= Directions =
In the entries that follow, count each line containing "travel" and state the total, nothing more.

= Task input =
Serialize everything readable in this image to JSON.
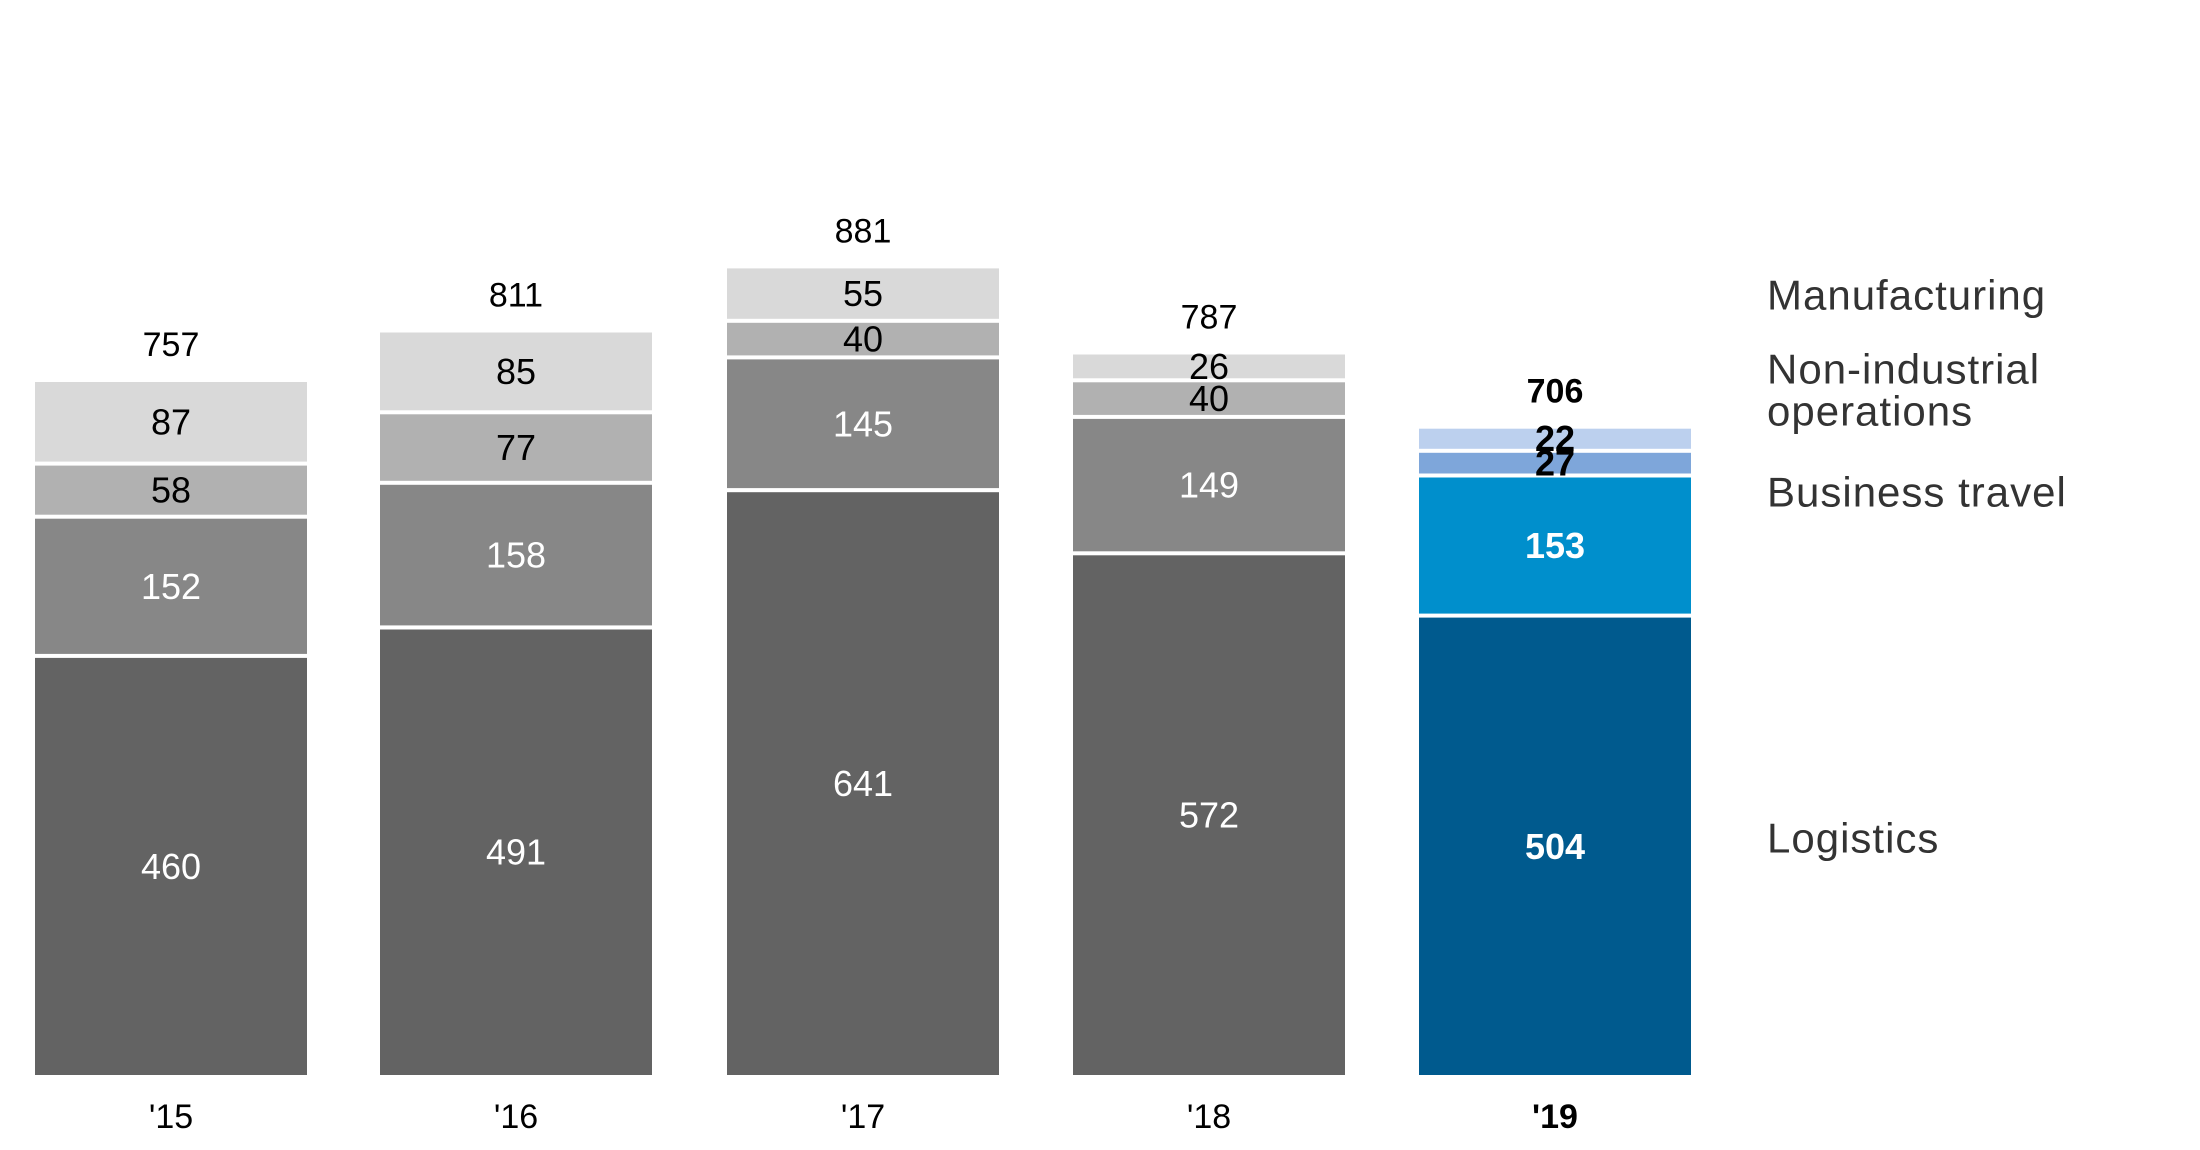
{
  "chart_data": {
    "type": "bar",
    "stacked": true,
    "categories": [
      "'15",
      "'16",
      "'17",
      "'18",
      "'19"
    ],
    "highlight_category": "'19",
    "totals": [
      757,
      811,
      881,
      787,
      706
    ],
    "series": [
      {
        "name": "Logistics",
        "values": [
          460,
          491,
          641,
          572,
          504
        ],
        "color": "#636363",
        "highlight_color": "#005A8E"
      },
      {
        "name": "Business travel",
        "values": [
          152,
          158,
          145,
          149,
          153
        ],
        "color": "#878787",
        "highlight_color": "#008FCC"
      },
      {
        "name": "Non-industrial operations",
        "values": [
          58,
          77,
          40,
          40,
          27
        ],
        "color": "#B1B1B1",
        "highlight_color": "#7EA6DA"
      },
      {
        "name": "Manufacturing",
        "values": [
          87,
          85,
          55,
          26,
          22
        ],
        "color": "#D9D9D9",
        "highlight_color": "#BCD0EE"
      }
    ],
    "legend_lines": [
      [
        "Manufacturing"
      ],
      [
        "Non-industrial",
        "operations"
      ],
      [
        "Business travel"
      ],
      [
        "Logistics"
      ]
    ],
    "title": "",
    "xlabel": "",
    "ylabel": "",
    "grid": false,
    "legend_position": "right"
  }
}
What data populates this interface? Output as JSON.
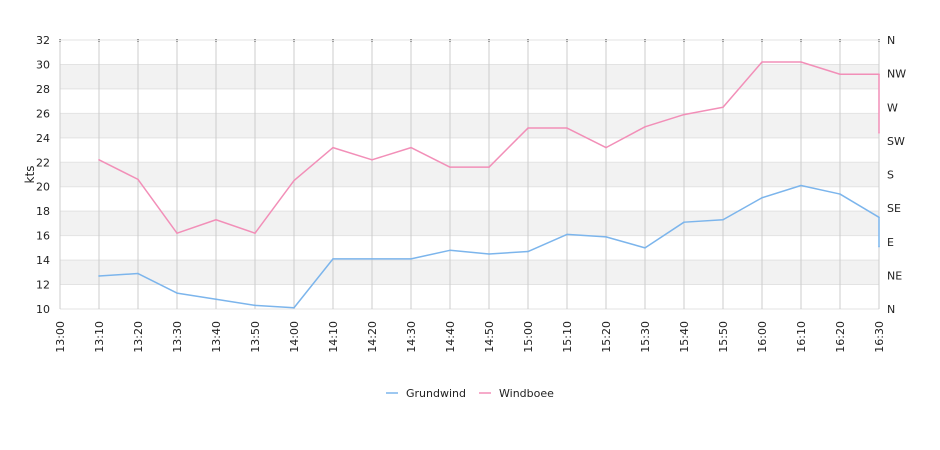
{
  "chart_data": {
    "type": "line",
    "ylabel": "kts",
    "ylim": [
      10,
      32
    ],
    "y_ticks": [
      10,
      12,
      14,
      16,
      18,
      20,
      22,
      24,
      26,
      28,
      30,
      32
    ],
    "y2_ticks": [
      "N",
      "NE",
      "E",
      "SE",
      "S",
      "SW",
      "W",
      "NW",
      "N"
    ],
    "x_ticks": [
      "13:00",
      "13:10",
      "13:20",
      "13:30",
      "13:40",
      "13:50",
      "14:00",
      "14:10",
      "14:20",
      "14:30",
      "14:40",
      "14:50",
      "15:00",
      "15:10",
      "15:20",
      "15:30",
      "15:40",
      "15:50",
      "16:00",
      "16:10",
      "16:20",
      "16:30"
    ],
    "legend_position": "bottom-center",
    "grid": true,
    "band_color": "#f2f2f2",
    "series": [
      {
        "name": "Grundwind",
        "color": "#7cb5ec",
        "points": [
          [
            "13:10",
            12.7
          ],
          [
            "13:20",
            12.9
          ],
          [
            "13:30",
            11.3
          ],
          [
            "13:40",
            10.8
          ],
          [
            "13:50",
            10.3
          ],
          [
            "14:00",
            10.1
          ],
          [
            "14:10",
            14.1
          ],
          [
            "14:20",
            14.1
          ],
          [
            "14:30",
            14.1
          ],
          [
            "14:40",
            14.8
          ],
          [
            "14:50",
            14.5
          ],
          [
            "15:00",
            14.7
          ],
          [
            "15:10",
            16.1
          ],
          [
            "15:20",
            15.9
          ],
          [
            "15:30",
            15.0
          ],
          [
            "15:40",
            17.1
          ],
          [
            "15:50",
            17.3
          ],
          [
            "16:00",
            19.1
          ],
          [
            "16:10",
            20.1
          ],
          [
            "16:20",
            19.4
          ],
          [
            "16:30",
            17.5
          ],
          [
            "16:30",
            15.1
          ]
        ]
      },
      {
        "name": "Windboee",
        "color": "#f28fb8",
        "points": [
          [
            "13:10",
            22.2
          ],
          [
            "13:20",
            20.6
          ],
          [
            "13:30",
            16.2
          ],
          [
            "13:40",
            17.3
          ],
          [
            "13:50",
            16.2
          ],
          [
            "14:00",
            20.5
          ],
          [
            "14:10",
            23.2
          ],
          [
            "14:20",
            22.2
          ],
          [
            "14:30",
            23.2
          ],
          [
            "14:40",
            21.6
          ],
          [
            "14:50",
            21.6
          ],
          [
            "15:00",
            24.8
          ],
          [
            "15:10",
            24.8
          ],
          [
            "15:20",
            23.2
          ],
          [
            "15:30",
            24.9
          ],
          [
            "15:40",
            25.9
          ],
          [
            "15:50",
            26.5
          ],
          [
            "16:00",
            30.2
          ],
          [
            "16:10",
            30.2
          ],
          [
            "16:20",
            29.2
          ],
          [
            "16:30",
            29.2
          ],
          [
            "16:30",
            24.4
          ]
        ]
      }
    ]
  }
}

= Task response =
2